Search the listing below for the string "sending" and show each line that contains it.

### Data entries
* start *

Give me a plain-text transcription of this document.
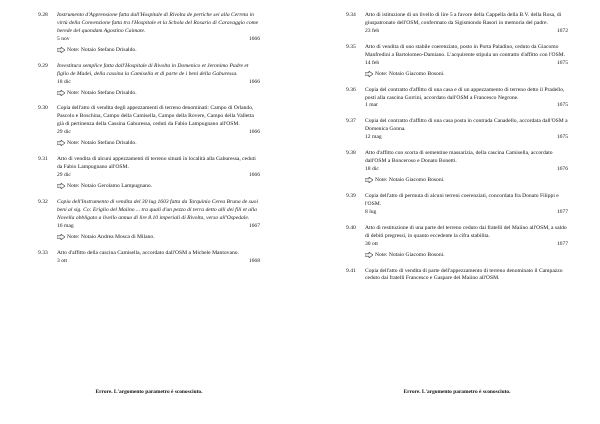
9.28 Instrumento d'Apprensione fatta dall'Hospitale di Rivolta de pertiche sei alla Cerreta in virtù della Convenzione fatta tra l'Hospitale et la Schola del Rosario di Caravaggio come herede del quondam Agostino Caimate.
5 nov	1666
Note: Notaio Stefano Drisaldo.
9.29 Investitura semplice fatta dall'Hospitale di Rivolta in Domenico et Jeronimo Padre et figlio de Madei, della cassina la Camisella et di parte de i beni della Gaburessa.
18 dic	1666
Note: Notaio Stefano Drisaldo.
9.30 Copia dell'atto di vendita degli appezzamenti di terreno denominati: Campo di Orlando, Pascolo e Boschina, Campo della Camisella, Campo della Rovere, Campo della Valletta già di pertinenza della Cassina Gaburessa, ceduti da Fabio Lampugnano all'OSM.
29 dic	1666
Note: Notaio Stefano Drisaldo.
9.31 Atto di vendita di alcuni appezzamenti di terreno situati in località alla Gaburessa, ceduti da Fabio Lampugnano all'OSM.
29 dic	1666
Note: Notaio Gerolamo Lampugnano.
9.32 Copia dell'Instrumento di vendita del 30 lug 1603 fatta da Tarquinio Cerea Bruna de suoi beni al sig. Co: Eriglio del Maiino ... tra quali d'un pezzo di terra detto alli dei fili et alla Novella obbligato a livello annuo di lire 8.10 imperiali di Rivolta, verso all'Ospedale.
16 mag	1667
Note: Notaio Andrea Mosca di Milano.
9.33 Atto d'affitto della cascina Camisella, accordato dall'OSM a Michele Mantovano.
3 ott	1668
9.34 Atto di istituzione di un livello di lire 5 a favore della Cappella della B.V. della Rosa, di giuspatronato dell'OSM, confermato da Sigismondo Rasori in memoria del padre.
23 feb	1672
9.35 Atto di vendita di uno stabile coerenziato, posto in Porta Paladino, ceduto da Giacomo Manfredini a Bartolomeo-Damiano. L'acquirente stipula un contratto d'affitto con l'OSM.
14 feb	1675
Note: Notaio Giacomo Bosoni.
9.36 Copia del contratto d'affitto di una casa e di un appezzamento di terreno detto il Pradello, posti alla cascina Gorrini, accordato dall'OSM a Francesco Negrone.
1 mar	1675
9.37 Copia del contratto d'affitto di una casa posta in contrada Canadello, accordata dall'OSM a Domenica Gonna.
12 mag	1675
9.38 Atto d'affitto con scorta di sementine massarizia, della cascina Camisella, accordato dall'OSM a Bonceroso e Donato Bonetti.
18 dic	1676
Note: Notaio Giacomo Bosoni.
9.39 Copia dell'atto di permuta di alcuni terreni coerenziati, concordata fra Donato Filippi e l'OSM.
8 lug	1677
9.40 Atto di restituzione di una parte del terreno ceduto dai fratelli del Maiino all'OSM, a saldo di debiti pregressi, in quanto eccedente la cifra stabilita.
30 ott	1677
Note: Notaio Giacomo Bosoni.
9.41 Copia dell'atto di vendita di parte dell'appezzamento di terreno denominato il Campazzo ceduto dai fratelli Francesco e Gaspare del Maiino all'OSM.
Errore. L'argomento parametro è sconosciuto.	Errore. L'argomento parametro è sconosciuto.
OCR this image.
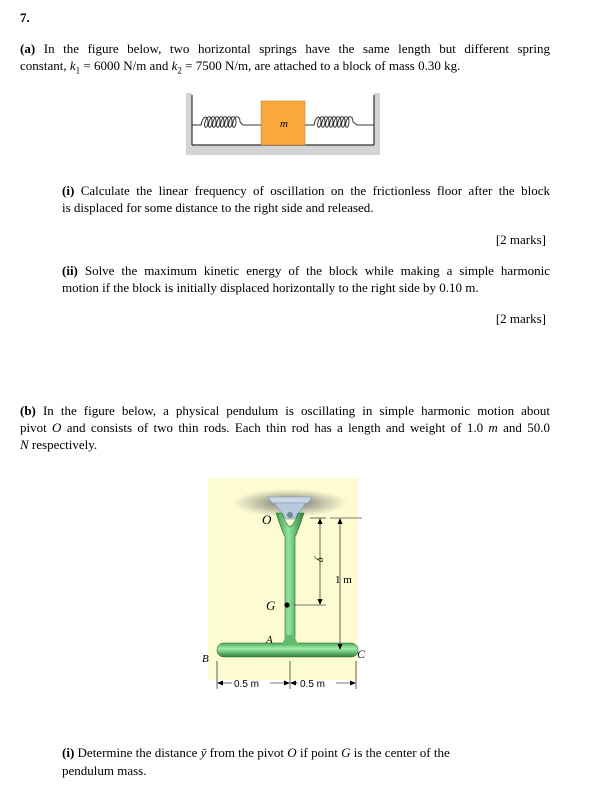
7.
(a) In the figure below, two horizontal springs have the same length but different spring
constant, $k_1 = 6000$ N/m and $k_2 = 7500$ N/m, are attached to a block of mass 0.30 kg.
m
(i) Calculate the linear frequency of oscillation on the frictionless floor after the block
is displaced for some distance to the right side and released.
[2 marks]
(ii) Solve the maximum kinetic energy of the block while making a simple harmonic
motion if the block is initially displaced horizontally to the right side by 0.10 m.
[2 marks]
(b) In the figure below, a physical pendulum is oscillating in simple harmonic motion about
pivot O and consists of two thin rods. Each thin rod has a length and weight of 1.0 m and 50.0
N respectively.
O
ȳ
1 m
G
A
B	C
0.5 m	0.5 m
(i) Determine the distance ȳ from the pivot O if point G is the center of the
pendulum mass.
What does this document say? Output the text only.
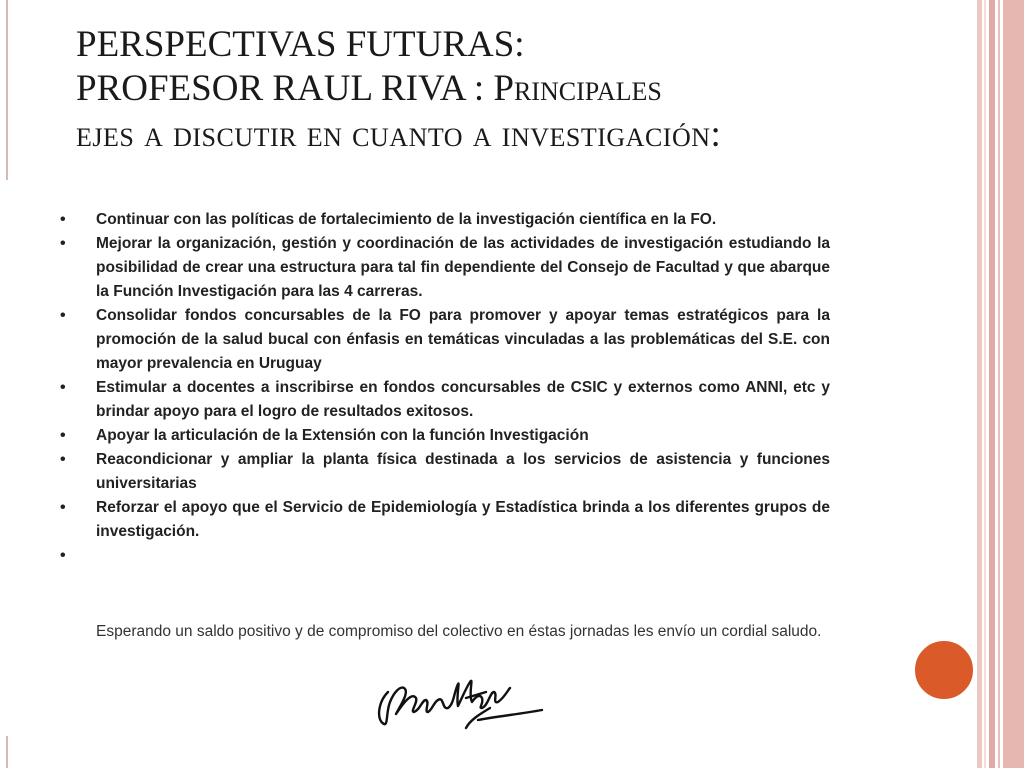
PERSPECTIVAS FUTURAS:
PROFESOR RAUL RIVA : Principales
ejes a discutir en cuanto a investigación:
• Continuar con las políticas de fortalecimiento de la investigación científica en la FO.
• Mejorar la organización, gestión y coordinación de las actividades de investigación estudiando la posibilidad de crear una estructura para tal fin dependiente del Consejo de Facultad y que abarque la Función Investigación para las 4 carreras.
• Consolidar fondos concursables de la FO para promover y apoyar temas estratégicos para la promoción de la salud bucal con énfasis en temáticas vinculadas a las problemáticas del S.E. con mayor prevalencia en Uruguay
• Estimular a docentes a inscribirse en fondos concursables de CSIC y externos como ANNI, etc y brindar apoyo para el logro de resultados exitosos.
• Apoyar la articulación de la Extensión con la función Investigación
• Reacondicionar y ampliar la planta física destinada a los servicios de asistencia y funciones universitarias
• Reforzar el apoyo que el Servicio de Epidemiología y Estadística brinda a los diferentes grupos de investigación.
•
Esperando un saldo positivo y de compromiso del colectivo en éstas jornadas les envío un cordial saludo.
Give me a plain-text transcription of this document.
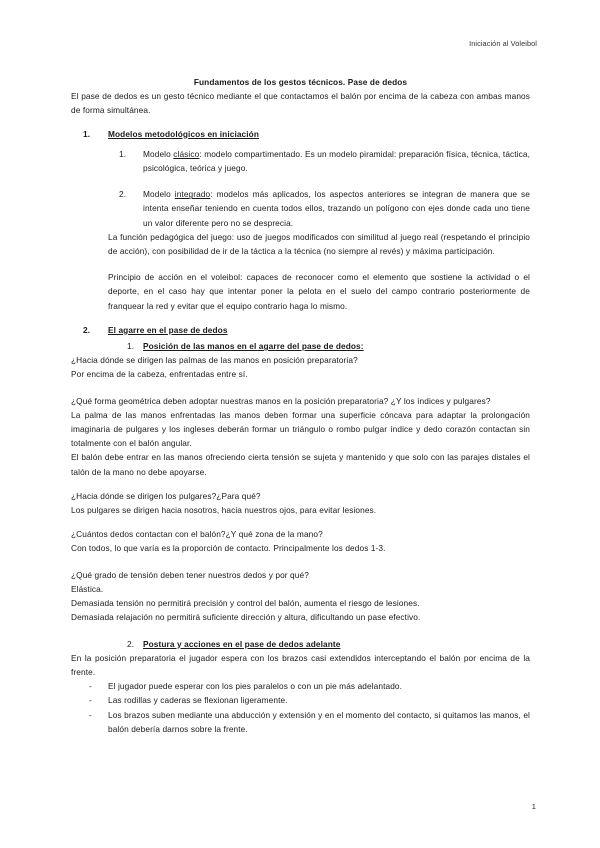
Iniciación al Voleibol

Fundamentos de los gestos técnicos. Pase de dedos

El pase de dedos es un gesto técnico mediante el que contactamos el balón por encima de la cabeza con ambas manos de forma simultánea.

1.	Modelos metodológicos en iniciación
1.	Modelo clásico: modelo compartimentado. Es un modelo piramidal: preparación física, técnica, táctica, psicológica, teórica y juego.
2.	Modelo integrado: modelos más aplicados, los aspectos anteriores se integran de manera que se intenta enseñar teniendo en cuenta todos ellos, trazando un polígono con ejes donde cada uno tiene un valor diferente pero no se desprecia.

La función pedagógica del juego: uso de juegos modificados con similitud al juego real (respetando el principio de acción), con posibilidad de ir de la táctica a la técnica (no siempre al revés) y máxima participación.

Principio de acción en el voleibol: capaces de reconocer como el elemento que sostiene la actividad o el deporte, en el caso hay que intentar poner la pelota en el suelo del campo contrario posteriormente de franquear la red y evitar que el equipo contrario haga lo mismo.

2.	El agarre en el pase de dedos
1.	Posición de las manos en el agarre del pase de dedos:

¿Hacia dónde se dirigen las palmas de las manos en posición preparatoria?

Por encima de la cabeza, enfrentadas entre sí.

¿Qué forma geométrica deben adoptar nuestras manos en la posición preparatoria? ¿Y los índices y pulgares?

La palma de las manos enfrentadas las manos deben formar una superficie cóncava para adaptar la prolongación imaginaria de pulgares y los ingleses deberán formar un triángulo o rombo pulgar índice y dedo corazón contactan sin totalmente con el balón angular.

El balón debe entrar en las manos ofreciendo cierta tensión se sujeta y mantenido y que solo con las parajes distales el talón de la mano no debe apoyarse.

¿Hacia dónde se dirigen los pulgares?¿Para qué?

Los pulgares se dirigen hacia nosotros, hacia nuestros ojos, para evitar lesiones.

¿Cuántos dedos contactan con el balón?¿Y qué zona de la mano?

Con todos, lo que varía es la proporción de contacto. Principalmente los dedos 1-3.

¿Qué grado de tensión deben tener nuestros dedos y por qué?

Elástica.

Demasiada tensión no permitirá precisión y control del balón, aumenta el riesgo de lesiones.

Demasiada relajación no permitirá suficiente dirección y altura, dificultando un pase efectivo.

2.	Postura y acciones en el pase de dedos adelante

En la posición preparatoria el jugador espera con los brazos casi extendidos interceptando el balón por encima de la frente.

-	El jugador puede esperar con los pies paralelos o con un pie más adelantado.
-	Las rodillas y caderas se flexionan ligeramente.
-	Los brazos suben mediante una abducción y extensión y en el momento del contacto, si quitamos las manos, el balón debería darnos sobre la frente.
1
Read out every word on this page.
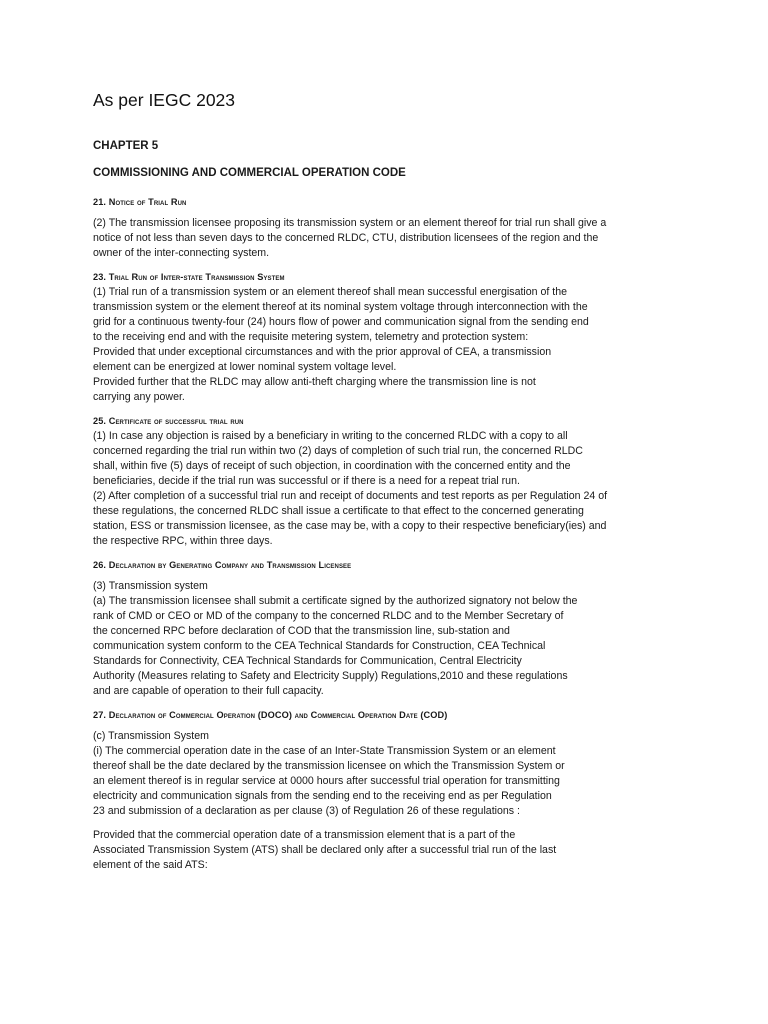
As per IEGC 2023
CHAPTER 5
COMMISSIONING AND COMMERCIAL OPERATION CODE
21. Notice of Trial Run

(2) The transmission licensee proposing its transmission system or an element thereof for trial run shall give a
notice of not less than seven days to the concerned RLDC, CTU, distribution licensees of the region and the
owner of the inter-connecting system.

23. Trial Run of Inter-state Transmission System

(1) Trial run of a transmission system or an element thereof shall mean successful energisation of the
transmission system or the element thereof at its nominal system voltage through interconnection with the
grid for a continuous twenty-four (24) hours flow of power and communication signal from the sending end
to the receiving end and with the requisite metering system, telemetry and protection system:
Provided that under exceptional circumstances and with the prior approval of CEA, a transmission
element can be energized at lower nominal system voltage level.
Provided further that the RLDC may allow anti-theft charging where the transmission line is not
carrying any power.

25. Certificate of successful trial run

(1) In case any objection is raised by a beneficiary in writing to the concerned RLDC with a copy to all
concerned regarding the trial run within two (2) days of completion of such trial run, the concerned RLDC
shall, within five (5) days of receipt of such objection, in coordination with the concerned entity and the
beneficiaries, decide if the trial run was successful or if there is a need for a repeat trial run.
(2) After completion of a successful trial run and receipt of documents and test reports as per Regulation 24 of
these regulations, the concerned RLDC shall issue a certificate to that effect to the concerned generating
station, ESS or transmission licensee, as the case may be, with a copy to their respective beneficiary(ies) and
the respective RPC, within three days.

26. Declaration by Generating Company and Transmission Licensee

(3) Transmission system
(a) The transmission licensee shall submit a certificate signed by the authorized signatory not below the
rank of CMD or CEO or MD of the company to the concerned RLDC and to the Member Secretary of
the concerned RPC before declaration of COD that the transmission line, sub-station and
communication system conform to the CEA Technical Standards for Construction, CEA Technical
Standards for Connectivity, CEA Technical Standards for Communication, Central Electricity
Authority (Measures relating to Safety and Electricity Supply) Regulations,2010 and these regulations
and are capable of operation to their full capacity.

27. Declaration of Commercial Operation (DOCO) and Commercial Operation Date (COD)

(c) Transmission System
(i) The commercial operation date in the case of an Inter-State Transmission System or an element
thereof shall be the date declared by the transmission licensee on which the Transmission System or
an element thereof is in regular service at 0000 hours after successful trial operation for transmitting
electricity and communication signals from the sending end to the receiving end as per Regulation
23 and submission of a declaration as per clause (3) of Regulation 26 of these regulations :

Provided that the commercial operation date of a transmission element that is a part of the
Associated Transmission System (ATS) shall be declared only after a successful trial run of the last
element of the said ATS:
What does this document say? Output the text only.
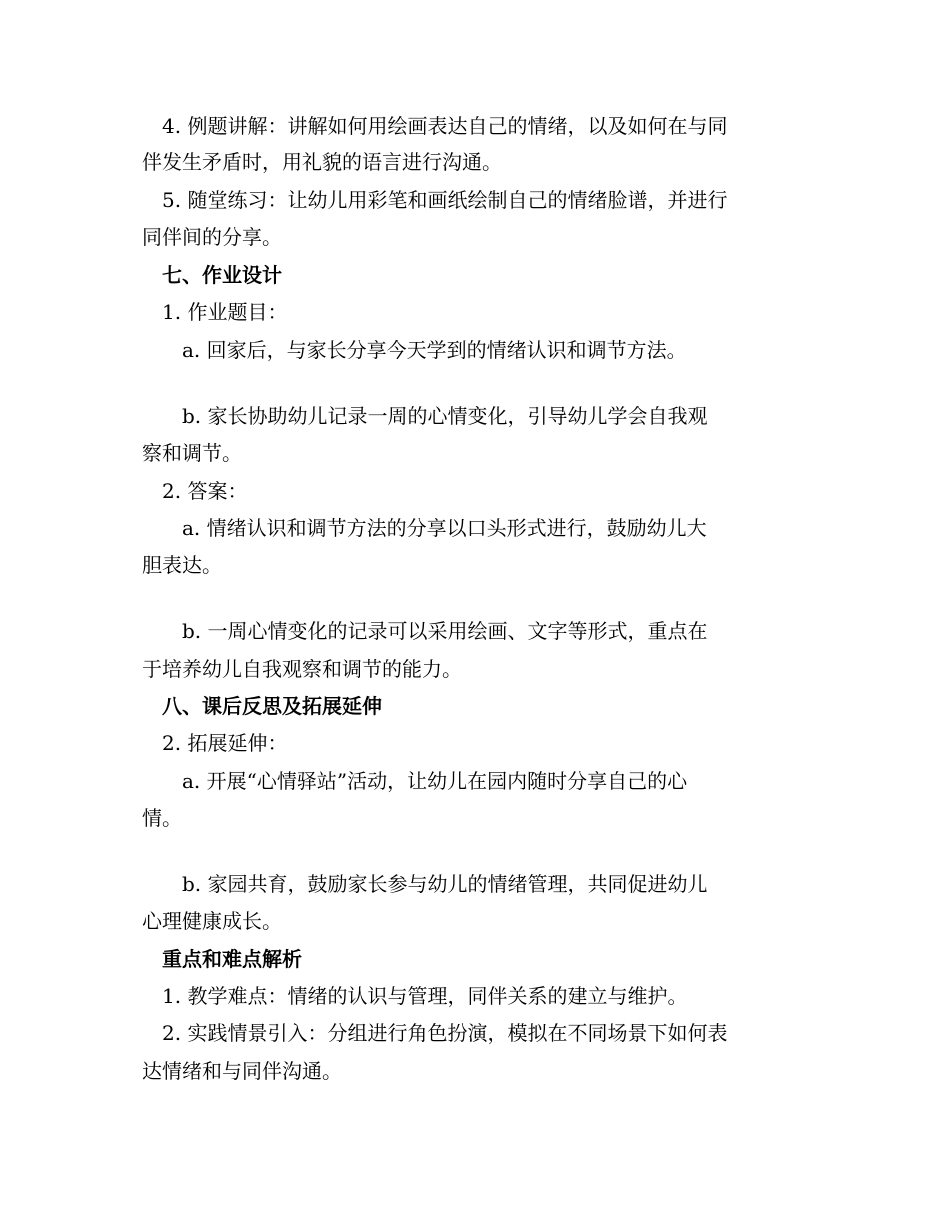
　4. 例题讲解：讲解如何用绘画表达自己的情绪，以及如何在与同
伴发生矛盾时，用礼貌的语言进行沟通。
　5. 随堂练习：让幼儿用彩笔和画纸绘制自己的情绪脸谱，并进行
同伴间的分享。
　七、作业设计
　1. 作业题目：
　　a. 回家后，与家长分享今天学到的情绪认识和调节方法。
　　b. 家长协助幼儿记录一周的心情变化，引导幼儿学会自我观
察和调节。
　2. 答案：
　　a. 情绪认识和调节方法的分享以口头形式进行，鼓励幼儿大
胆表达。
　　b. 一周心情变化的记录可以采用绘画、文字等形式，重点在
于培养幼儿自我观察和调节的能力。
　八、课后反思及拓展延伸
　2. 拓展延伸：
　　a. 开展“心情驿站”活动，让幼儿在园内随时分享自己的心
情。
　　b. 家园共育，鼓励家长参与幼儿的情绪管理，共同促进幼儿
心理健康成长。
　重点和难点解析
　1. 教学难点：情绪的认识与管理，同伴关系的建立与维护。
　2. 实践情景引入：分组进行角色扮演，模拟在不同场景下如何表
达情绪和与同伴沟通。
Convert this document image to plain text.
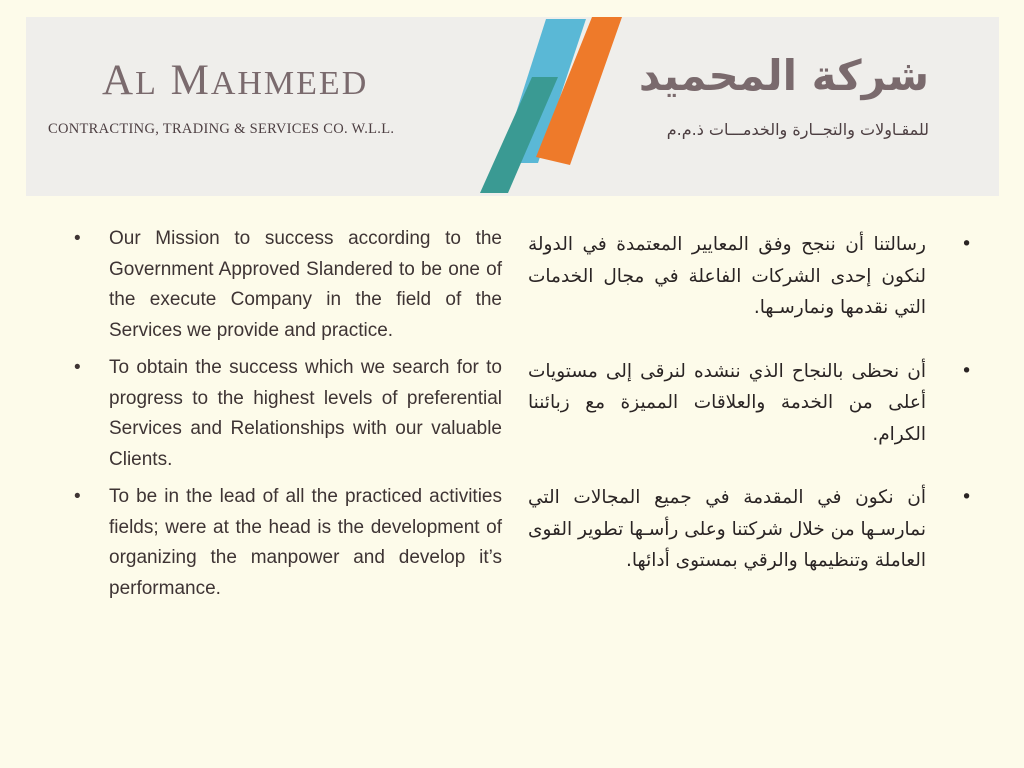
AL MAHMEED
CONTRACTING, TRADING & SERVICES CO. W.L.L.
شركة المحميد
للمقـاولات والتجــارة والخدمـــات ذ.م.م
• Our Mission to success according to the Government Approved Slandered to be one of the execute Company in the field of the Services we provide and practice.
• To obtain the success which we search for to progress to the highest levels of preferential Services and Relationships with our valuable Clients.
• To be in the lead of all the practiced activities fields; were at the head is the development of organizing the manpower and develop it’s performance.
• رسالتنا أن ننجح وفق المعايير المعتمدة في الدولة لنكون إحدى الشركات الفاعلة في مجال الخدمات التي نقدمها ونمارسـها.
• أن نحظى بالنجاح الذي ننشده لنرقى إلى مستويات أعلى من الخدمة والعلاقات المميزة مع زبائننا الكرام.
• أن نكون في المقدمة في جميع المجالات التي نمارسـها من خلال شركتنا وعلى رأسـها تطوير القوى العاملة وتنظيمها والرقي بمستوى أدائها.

* end *

### Full answer
grid for a continuous twenty-four (24) hours flow of power and communication signal from the sending end
electricity and communication signals from the sending end to the receiving end as per Regulation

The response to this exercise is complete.